# JOB
Quote the listing below in full and exactly as written, but omit every picture.

Collected data entries
********

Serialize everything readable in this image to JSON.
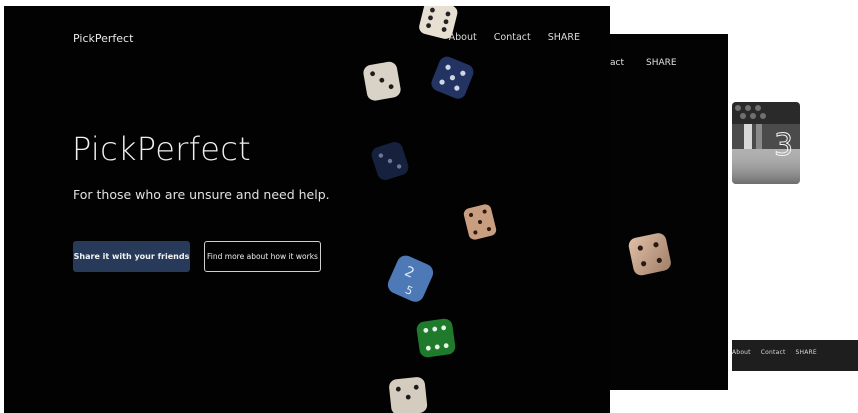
{
  "main": {
    "brand": "PickPerfect",
    "nav": [
      "About",
      "Contact",
      "SHARE"
    ],
    "hero": {
      "title": "PickPerfect",
      "subtitle": "For those who are unsure and need help."
    },
    "buttons": {
      "primary": "Share it with your friends",
      "secondary": "Find more about how it works"
    }
  },
  "mid_window": {
    "nav": [
      "act",
      "SHARE"
    ]
  },
  "back_window": {
    "nav": [
      "About",
      "Contact",
      "SHARE"
    ]
  },
  "thumbnail": {
    "number": "3"
  },
  "colors": {
    "background": "#020202",
    "primary_button": "#283a5a",
    "text": "#e8e8e8"
  }
}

********

# EXERCISE RESULT
Serialize everything readable in this image to JSON.
{
  "main": {
    "brand": "PickPerfect",
    "nav": [
      "About",
      "Contact",
      "SHARE"
    ],
    "hero": {
      "title": "PickPerfect",
      "subtitle": "For those who are unsure and need help."
    },
    "buttons": {
      "primary": "Share it with your friends",
      "secondary": "Find more about how it works"
    }
  },
  "mid_window": {
    "nav": [
      "act",
      "SHARE"
    ]
  },
  "back_window": {
    "nav": [
      "About",
      "Contact",
      "SHARE"
    ]
  },
  "thumbnail": {
    "number": "3"
  },
  "colors": {
    "background": "#020202",
    "primary_button": "#283a5a",
    "text": "#e8e8e8"
  }
}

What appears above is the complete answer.